* **What this task involves**: Gather every line that includes the word "chain", please.

--------

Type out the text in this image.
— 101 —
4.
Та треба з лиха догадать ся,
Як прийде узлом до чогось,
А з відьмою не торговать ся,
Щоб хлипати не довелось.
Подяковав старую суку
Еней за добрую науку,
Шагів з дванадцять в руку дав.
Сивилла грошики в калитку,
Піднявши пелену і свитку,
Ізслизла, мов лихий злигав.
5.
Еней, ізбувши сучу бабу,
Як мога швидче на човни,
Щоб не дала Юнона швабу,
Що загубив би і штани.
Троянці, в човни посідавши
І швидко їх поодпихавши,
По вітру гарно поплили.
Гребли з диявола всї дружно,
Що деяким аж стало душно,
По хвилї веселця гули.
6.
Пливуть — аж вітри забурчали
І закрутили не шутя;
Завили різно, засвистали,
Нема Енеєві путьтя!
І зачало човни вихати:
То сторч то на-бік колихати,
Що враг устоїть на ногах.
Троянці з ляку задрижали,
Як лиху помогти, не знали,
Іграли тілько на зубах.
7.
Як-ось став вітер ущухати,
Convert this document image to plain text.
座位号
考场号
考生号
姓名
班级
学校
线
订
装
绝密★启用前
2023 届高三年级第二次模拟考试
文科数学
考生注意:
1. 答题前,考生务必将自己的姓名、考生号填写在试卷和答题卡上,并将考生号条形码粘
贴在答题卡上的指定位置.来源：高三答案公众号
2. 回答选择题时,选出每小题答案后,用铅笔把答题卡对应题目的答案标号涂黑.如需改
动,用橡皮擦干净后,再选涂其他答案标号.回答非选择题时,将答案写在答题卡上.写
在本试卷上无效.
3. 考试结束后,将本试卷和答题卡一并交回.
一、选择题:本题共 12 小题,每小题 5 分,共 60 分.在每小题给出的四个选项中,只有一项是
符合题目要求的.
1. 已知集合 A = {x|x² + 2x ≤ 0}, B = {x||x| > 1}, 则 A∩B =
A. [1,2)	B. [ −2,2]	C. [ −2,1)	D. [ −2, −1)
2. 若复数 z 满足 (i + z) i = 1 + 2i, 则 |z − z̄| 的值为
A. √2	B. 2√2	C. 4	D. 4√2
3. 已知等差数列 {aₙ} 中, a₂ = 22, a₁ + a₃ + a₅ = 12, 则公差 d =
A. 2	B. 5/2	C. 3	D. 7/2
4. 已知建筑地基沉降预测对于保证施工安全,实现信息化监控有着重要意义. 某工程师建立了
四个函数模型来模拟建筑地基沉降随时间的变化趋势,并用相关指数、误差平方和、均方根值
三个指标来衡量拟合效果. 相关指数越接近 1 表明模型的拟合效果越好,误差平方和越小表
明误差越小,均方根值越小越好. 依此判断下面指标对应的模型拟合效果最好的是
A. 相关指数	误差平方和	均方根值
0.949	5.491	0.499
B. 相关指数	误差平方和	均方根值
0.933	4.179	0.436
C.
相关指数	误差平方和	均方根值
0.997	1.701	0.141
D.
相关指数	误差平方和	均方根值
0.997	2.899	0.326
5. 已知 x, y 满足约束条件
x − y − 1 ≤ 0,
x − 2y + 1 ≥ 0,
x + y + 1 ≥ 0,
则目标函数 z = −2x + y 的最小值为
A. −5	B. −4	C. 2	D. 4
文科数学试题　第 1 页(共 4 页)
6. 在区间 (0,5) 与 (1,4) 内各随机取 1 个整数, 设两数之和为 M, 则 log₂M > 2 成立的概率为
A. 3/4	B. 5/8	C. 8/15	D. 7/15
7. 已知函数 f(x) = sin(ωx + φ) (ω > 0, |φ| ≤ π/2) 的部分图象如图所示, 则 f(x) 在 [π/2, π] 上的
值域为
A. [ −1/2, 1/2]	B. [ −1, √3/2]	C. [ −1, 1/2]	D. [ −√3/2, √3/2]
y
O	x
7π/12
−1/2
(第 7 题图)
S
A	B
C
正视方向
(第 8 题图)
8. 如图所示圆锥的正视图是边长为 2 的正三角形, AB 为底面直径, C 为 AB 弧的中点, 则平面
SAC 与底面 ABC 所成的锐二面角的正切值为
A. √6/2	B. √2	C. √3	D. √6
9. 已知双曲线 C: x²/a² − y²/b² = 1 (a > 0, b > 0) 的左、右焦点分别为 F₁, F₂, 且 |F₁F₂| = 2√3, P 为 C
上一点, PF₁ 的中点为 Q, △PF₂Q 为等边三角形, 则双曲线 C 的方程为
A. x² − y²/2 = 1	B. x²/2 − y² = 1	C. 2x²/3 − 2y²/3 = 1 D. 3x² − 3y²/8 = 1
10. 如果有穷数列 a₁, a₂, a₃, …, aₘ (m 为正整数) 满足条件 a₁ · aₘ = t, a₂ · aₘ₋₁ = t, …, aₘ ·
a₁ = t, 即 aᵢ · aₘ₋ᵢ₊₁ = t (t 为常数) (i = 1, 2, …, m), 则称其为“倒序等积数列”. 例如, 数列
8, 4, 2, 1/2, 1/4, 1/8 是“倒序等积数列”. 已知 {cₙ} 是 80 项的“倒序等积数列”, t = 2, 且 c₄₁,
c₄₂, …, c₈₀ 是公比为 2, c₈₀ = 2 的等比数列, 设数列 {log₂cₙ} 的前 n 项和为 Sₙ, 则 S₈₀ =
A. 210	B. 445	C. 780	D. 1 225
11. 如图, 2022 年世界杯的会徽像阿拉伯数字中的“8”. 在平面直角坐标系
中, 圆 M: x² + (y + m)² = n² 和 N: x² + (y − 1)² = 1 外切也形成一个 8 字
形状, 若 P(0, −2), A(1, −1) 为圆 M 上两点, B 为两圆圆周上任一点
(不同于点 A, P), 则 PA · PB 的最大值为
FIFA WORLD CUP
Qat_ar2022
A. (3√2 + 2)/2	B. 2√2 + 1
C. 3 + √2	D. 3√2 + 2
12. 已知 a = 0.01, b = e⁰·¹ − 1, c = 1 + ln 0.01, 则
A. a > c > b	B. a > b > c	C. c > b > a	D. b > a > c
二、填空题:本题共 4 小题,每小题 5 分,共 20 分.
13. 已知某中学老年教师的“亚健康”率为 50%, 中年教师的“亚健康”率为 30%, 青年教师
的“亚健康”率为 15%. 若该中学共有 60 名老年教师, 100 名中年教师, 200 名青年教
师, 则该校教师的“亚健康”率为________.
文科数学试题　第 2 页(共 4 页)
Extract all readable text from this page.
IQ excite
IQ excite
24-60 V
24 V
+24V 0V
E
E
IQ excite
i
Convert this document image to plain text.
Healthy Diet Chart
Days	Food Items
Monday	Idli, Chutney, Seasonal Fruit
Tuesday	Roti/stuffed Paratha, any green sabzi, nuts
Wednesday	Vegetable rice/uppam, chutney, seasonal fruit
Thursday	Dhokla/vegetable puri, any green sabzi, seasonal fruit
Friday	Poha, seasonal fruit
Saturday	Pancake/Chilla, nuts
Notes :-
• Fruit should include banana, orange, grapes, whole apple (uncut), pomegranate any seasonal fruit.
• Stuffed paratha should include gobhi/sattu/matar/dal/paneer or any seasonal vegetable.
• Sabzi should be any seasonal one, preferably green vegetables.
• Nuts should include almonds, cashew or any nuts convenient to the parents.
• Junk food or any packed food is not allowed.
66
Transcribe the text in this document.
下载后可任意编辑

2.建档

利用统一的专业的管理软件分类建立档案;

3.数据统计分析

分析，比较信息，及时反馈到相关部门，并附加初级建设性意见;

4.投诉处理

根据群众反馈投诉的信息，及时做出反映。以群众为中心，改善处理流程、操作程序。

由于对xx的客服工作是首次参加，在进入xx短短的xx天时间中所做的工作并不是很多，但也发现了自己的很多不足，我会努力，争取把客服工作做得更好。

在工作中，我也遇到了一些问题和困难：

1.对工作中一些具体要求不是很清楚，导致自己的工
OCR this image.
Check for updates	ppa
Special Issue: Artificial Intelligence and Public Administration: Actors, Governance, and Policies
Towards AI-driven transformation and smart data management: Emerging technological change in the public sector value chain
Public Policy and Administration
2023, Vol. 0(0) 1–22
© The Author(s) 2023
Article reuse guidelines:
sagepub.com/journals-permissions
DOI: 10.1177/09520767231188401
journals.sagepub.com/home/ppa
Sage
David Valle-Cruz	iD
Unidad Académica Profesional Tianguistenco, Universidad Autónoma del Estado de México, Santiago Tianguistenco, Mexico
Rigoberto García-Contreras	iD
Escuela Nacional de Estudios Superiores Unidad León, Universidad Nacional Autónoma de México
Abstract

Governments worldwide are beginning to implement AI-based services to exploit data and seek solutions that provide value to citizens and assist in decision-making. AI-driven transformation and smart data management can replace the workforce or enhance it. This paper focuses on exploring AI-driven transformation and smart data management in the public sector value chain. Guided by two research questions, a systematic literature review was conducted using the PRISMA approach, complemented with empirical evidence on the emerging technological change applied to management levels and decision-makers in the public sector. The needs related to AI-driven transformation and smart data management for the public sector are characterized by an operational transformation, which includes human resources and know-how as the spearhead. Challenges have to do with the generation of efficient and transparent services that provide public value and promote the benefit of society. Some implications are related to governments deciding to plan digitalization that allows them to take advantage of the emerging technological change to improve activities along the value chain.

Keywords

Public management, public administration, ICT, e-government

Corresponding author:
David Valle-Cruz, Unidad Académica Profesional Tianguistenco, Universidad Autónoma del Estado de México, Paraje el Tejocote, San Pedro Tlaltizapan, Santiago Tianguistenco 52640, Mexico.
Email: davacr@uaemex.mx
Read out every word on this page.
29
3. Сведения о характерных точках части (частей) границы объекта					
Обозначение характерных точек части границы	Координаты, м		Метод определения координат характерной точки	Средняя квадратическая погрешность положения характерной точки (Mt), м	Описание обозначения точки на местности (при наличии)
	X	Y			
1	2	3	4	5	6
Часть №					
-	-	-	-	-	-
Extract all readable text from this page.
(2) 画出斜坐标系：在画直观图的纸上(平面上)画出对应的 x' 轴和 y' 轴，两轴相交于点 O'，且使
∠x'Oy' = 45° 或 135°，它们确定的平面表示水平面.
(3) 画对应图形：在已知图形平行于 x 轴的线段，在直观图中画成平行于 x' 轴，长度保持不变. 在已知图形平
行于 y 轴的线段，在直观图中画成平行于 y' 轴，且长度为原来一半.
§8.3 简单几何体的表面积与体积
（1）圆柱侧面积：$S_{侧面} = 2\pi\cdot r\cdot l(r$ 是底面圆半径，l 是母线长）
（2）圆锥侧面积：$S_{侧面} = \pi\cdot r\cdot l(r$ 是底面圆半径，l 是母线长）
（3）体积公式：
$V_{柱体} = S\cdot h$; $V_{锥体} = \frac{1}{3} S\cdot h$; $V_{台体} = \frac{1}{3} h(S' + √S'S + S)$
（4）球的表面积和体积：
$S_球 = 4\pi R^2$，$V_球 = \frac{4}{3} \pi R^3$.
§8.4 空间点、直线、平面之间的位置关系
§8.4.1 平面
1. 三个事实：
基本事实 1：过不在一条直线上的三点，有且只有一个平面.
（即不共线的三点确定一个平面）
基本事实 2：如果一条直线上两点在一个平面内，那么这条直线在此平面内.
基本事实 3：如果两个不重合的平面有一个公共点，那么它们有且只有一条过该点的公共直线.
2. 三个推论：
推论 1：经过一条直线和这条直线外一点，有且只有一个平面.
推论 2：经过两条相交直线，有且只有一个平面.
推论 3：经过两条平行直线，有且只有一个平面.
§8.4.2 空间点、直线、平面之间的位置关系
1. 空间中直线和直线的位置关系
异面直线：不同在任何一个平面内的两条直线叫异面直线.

--------

* **Answer to the exercise**:
Towards AI-driven transformation and smart data management: Emerging technological change in the public sector value chain
Governments worldwide are beginning to implement AI-based services to exploit data and seek solutions that provide value to citizens and assist in decision-making. AI-driven transformation and smart data management can replace the workforce or enhance it. This paper focuses on exploring AI-driven transformation and smart data management in the public sector value chain. Guided by two research questions, a systematic literature review was conducted using the PRISMA approach, complemented with empirical evidence on the emerging technological change applied to management levels and decision-makers in the public sector. The needs related to AI-driven transformation and smart data management for the public sector are characterized by an operational transformation, which includes human resources and know-how as the spearhead. Challenges have to do with the generation of efficient and transparent services that provide public value and promote the benefit of society. Some implications are related to governments deciding to plan digitalization that allows them to take advantage of the emerging technological change to improve activities along the value chain.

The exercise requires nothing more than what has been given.